— Requirement —
Find and copy each line of the records where the string "Klasse" shows up.

— Records shown —
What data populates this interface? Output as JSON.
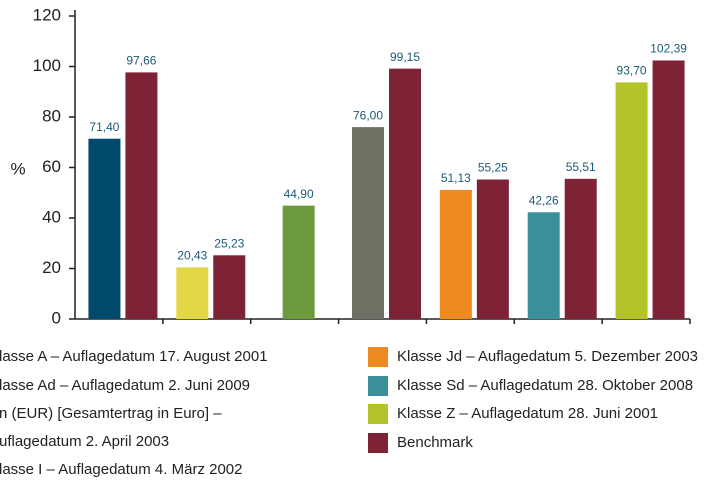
{
  "chart_data": {
    "type": "bar",
    "y_label": "%",
    "categories": [
      null,
      null,
      null,
      null,
      null,
      null,
      null
    ],
    "ylim": [
      0,
      120
    ],
    "yticks": [
      0,
      20,
      40,
      60,
      80,
      100,
      120
    ],
    "series": [
      {
        "name": [
          "lasse A – Auflagedatum 17. August 2001"
        ],
        "color": "#004a6b",
        "values": [
          71.4,
          null,
          null,
          null,
          null,
          null,
          null
        ],
        "value_labels": [
          "71,40",
          null,
          null,
          null,
          null,
          null,
          null
        ]
      },
      {
        "name": [
          "lasse Ad – Auflagedatum 2. Juni 2009"
        ],
        "color": "#e3d748",
        "values": [
          null,
          20.43,
          null,
          null,
          null,
          null,
          null
        ],
        "value_labels": [
          null,
          "20,43",
          null,
          null,
          null,
          null,
          null
        ]
      },
      {
        "name": [
          "n (EUR) [Gesamtertrag in Euro] –",
          "uflagedatum 2. April 2003"
        ],
        "color": "#6b9b3c",
        "values": [
          null,
          null,
          44.9,
          null,
          null,
          null,
          null
        ],
        "value_labels": [
          null,
          null,
          "44,90",
          null,
          null,
          null,
          null
        ]
      },
      {
        "name": [
          "lasse I – Auflagedatum 4. März 2002"
        ],
        "color": "#6f7064",
        "values": [
          null,
          null,
          null,
          76.0,
          null,
          null,
          null
        ],
        "value_labels": [
          null,
          null,
          null,
          "76,00",
          null,
          null,
          null
        ]
      },
      {
        "name": [
          "Klasse Jd – Auflagedatum 5. Dezember 2003"
        ],
        "color": "#ee8a1f",
        "values": [
          null,
          null,
          null,
          null,
          51.13,
          null,
          null
        ],
        "value_labels": [
          null,
          null,
          null,
          null,
          "51,13",
          null,
          null
        ]
      },
      {
        "name": [
          "Klasse Sd – Auflagedatum 28. Oktober 2008"
        ],
        "color": "#3b8f9b",
        "values": [
          null,
          null,
          null,
          null,
          null,
          42.26,
          null
        ],
        "value_labels": [
          null,
          null,
          null,
          null,
          null,
          "42,26",
          null
        ]
      },
      {
        "name": [
          "Klasse Z – Auflagedatum 28. Juni 2001"
        ],
        "color": "#b3c42b",
        "values": [
          null,
          null,
          null,
          null,
          null,
          null,
          93.7
        ],
        "value_labels": [
          null,
          null,
          null,
          null,
          null,
          null,
          "93,70"
        ]
      },
      {
        "name": [
          "Benchmark"
        ],
        "color": "#7e2236",
        "values": [
          97.66,
          25.23,
          null,
          99.15,
          55.25,
          55.51,
          102.39
        ],
        "value_labels": [
          "97,66",
          "25,23",
          null,
          "99,15",
          "55,25",
          "55,51",
          "102,39"
        ]
      }
    ]
  }
}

— Exercise answer —
          "Klasse Jd – Auflagedatum 5. Dezember 2003"
          "Klasse Sd – Auflagedatum 28. Oktober 2008"
          "Klasse Z – Auflagedatum 28. Juni 2001"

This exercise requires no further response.